** START Records for the exercise **

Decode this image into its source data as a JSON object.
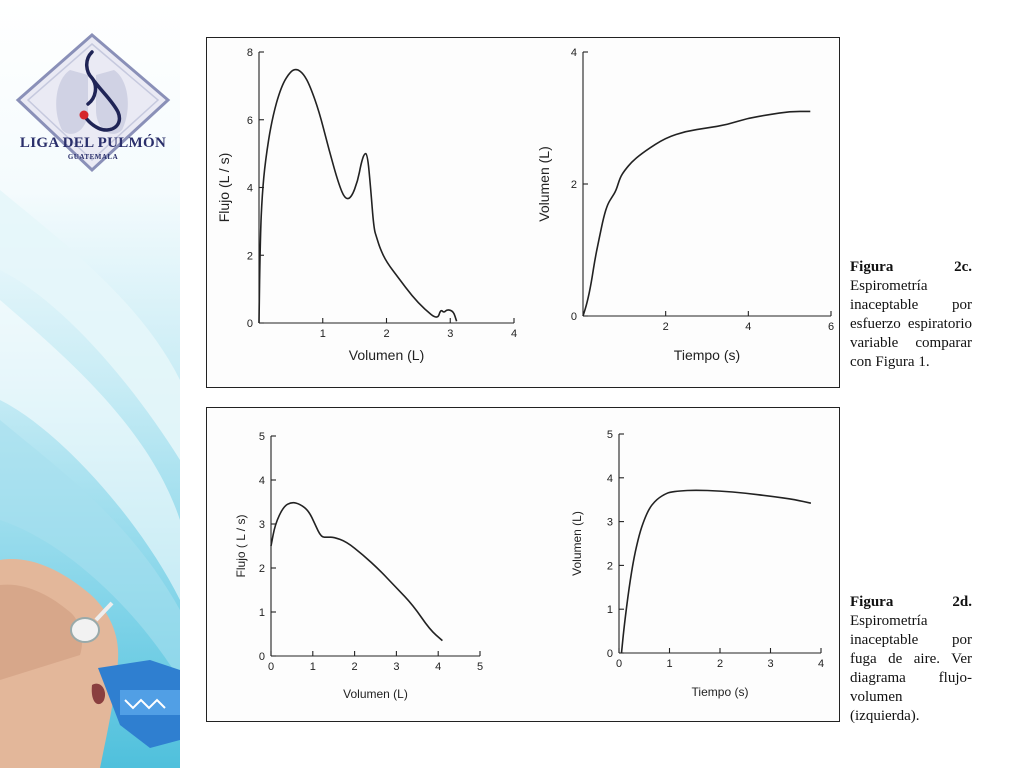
{
  "logo": {
    "title": "LIGA DEL PULMÓN",
    "subtitle": "GUATEMALA"
  },
  "figures": [
    {
      "id": "2c",
      "label": "Figura 2c.",
      "text": " Espirometría inaceptable por esfuerzo espiratorio variable comparar con Figura 1."
    },
    {
      "id": "2d",
      "label": "Figura 2d.",
      "text": " Espirometría inaceptable por fuga de aire. Ver diagrama flujo-volumen (izquierda)."
    }
  ],
  "colors": {
    "curve": "#222222",
    "axis": "#222222",
    "logo": "#2a2f6b",
    "sidebar_accent": "#2bb7d8"
  },
  "chart_data": [
    {
      "type": "line",
      "panel": "top",
      "xlabel": "Volumen (L)",
      "ylabel": "Flujo (L / s)",
      "xlim": [
        0,
        4
      ],
      "ylim": [
        0,
        8
      ],
      "xticks": [
        1,
        2,
        3,
        4
      ],
      "yticks": [
        0,
        2,
        4,
        6,
        8
      ],
      "series": [
        {
          "x": [
            0,
            0.02,
            0.05,
            0.1,
            0.2,
            0.35,
            0.5,
            0.6,
            0.7,
            0.8,
            0.95,
            1.1,
            1.25,
            1.35,
            1.45,
            1.55,
            1.6,
            1.65,
            1.7,
            1.75,
            1.8,
            1.85,
            1.9,
            2.0,
            2.2,
            2.4,
            2.6,
            2.8,
            2.85,
            2.9,
            2.95,
            3.05,
            3.1
          ],
          "y": [
            0,
            2.5,
            3.8,
            4.8,
            6.0,
            7.0,
            7.45,
            7.5,
            7.35,
            7.0,
            6.2,
            5.1,
            4.1,
            3.65,
            3.7,
            4.2,
            4.7,
            5.0,
            5.0,
            4.0,
            2.8,
            2.5,
            2.2,
            1.8,
            1.3,
            0.8,
            0.4,
            0.1,
            0.4,
            0.3,
            0.4,
            0.35,
            0.05
          ]
        }
      ]
    },
    {
      "type": "line",
      "panel": "top",
      "xlabel": "Tiempo (s)",
      "ylabel": "Volumen (L)",
      "xlim": [
        0,
        6
      ],
      "ylim": [
        0,
        4
      ],
      "xticks": [
        2,
        4,
        6
      ],
      "yticks": [
        0,
        2,
        4
      ],
      "series": [
        {
          "x": [
            0,
            0.1,
            0.2,
            0.3,
            0.4,
            0.5,
            0.6,
            0.7,
            0.8,
            0.9,
            1.0,
            1.2,
            1.5,
            2.0,
            2.5,
            3.0,
            3.5,
            4.0,
            4.5,
            5.0,
            5.5
          ],
          "y": [
            0,
            0.2,
            0.5,
            0.9,
            1.2,
            1.5,
            1.7,
            1.8,
            1.9,
            2.1,
            2.2,
            2.35,
            2.5,
            2.7,
            2.8,
            2.85,
            2.9,
            3.0,
            3.05,
            3.1,
            3.1
          ]
        }
      ]
    },
    {
      "type": "line",
      "panel": "bottom",
      "xlabel": "Volumen (L)",
      "ylabel": "Flujo ( L / s)",
      "xlim": [
        0,
        5
      ],
      "ylim": [
        0,
        5
      ],
      "xticks": [
        0,
        1,
        2,
        3,
        4,
        5
      ],
      "yticks": [
        0,
        1,
        2,
        3,
        4,
        5
      ],
      "series": [
        {
          "x": [
            0,
            0.1,
            0.3,
            0.5,
            0.7,
            0.9,
            1.05,
            1.2,
            1.35,
            1.5,
            1.8,
            2.2,
            2.6,
            3.0,
            3.4,
            3.8,
            4.1
          ],
          "y": [
            2.5,
            3.0,
            3.4,
            3.5,
            3.45,
            3.3,
            3.0,
            2.7,
            2.7,
            2.7,
            2.6,
            2.3,
            1.95,
            1.55,
            1.15,
            0.6,
            0.35
          ]
        }
      ]
    },
    {
      "type": "line",
      "panel": "bottom",
      "xlabel": "Tiempo (s)",
      "ylabel": "Volumen (L)",
      "xlim": [
        0,
        4
      ],
      "ylim": [
        0,
        5
      ],
      "xticks": [
        0,
        1,
        2,
        3,
        4
      ],
      "yticks": [
        0,
        1,
        2,
        3,
        4,
        5
      ],
      "series": [
        {
          "x": [
            0.05,
            0.1,
            0.2,
            0.3,
            0.4,
            0.5,
            0.6,
            0.7,
            0.8,
            0.9,
            1.0,
            1.2,
            1.5,
            2.0,
            2.5,
            3.0,
            3.5,
            3.8
          ],
          "y": [
            0,
            0.6,
            1.5,
            2.2,
            2.7,
            3.05,
            3.3,
            3.45,
            3.55,
            3.62,
            3.67,
            3.7,
            3.72,
            3.7,
            3.65,
            3.58,
            3.5,
            3.42
          ]
        }
      ]
    }
  ]
}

** END Records for the exercise **

## Your task:
Scan the records above for the string "ylabel", then report every line that contains it.

## Result of the task:
      "ylabel": "Flujo (L / s)",
      "ylabel": "Volumen (L)",
      "ylabel": "Flujo ( L / s)",
      "ylabel": "Volumen (L)",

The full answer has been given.